→ Task to complete: Leave out the images and repeat the listing below without a single change.

Dataset listings of figures:
####

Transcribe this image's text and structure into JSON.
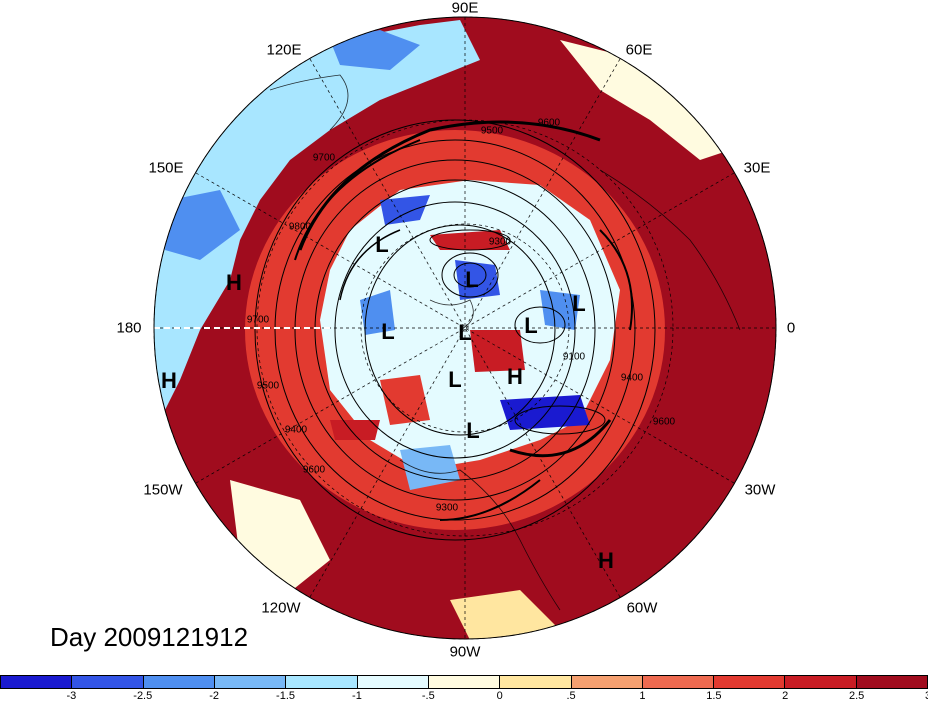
{
  "longitude_labels": [
    {
      "id": "90e",
      "text": "90E"
    },
    {
      "id": "60e",
      "text": "60E"
    },
    {
      "id": "120e",
      "text": "120E"
    },
    {
      "id": "150e",
      "text": "150E"
    },
    {
      "id": "30e",
      "text": "30E"
    },
    {
      "id": "180",
      "text": "180"
    },
    {
      "id": "0",
      "text": "0"
    },
    {
      "id": "150w",
      "text": "150W"
    },
    {
      "id": "30w",
      "text": "30W"
    },
    {
      "id": "120w",
      "text": "120W"
    },
    {
      "id": "60w",
      "text": "60W"
    },
    {
      "id": "90w",
      "text": "90W"
    }
  ],
  "pressure_centers": [
    {
      "type": "H",
      "text": "H"
    },
    {
      "type": "H",
      "text": "H"
    },
    {
      "type": "L",
      "text": "L"
    },
    {
      "type": "L",
      "text": "L"
    },
    {
      "type": "L",
      "text": "L"
    },
    {
      "type": "L",
      "text": "L"
    },
    {
      "type": "L",
      "text": "L"
    },
    {
      "type": "L",
      "text": "L"
    },
    {
      "type": "L",
      "text": "L"
    },
    {
      "type": "L",
      "text": "L"
    },
    {
      "type": "H",
      "text": "H"
    },
    {
      "type": "H",
      "text": "H"
    }
  ],
  "contour_labels": [
    "9700",
    "9500",
    "9600",
    "9800",
    "9300",
    "9100",
    "9400",
    "9600",
    "9700",
    "9500",
    "9400",
    "9600",
    "9300"
  ],
  "day_label": "Day 2009121912",
  "colorbar": {
    "colors": [
      "#1a1ad0",
      "#3355e6",
      "#4f8ff0",
      "#78b8f6",
      "#a8e6ff",
      "#e4fbff",
      "#fffbe0",
      "#ffe6a0",
      "#f5a070",
      "#ee6a50",
      "#e23a30",
      "#c81c24",
      "#a00c1e"
    ],
    "ticks": [
      "-3",
      "-2.5",
      "-2",
      "-1.5",
      "-1",
      "-.5",
      "0",
      ".5",
      "1",
      "1.5",
      "2",
      "2.5",
      "3"
    ]
  }
}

####

→ Correct output:
Transcribe this image's text and structure into JSON.
{
  "longitude_labels": [
    {
      "id": "90e",
      "text": "90E"
    },
    {
      "id": "60e",
      "text": "60E"
    },
    {
      "id": "120e",
      "text": "120E"
    },
    {
      "id": "150e",
      "text": "150E"
    },
    {
      "id": "30e",
      "text": "30E"
    },
    {
      "id": "180",
      "text": "180"
    },
    {
      "id": "0",
      "text": "0"
    },
    {
      "id": "150w",
      "text": "150W"
    },
    {
      "id": "30w",
      "text": "30W"
    },
    {
      "id": "120w",
      "text": "120W"
    },
    {
      "id": "60w",
      "text": "60W"
    },
    {
      "id": "90w",
      "text": "90W"
    }
  ],
  "pressure_centers": [
    {
      "type": "H",
      "text": "H"
    },
    {
      "type": "H",
      "text": "H"
    },
    {
      "type": "L",
      "text": "L"
    },
    {
      "type": "L",
      "text": "L"
    },
    {
      "type": "L",
      "text": "L"
    },
    {
      "type": "L",
      "text": "L"
    },
    {
      "type": "L",
      "text": "L"
    },
    {
      "type": "L",
      "text": "L"
    },
    {
      "type": "L",
      "text": "L"
    },
    {
      "type": "L",
      "text": "L"
    },
    {
      "type": "H",
      "text": "H"
    },
    {
      "type": "H",
      "text": "H"
    }
  ],
  "contour_labels": [
    "9700",
    "9500",
    "9600",
    "9800",
    "9300",
    "9100",
    "9400",
    "9600",
    "9700",
    "9500",
    "9400",
    "9600",
    "9300"
  ],
  "day_label": "Day 2009121912",
  "colorbar": {
    "colors": [
      "#1a1ad0",
      "#3355e6",
      "#4f8ff0",
      "#78b8f6",
      "#a8e6ff",
      "#e4fbff",
      "#fffbe0",
      "#ffe6a0",
      "#f5a070",
      "#ee6a50",
      "#e23a30",
      "#c81c24",
      "#a00c1e"
    ],
    "ticks": [
      "-3",
      "-2.5",
      "-2",
      "-1.5",
      "-1",
      "-.5",
      "0",
      ".5",
      "1",
      "1.5",
      "2",
      "2.5",
      "3"
    ]
  }
}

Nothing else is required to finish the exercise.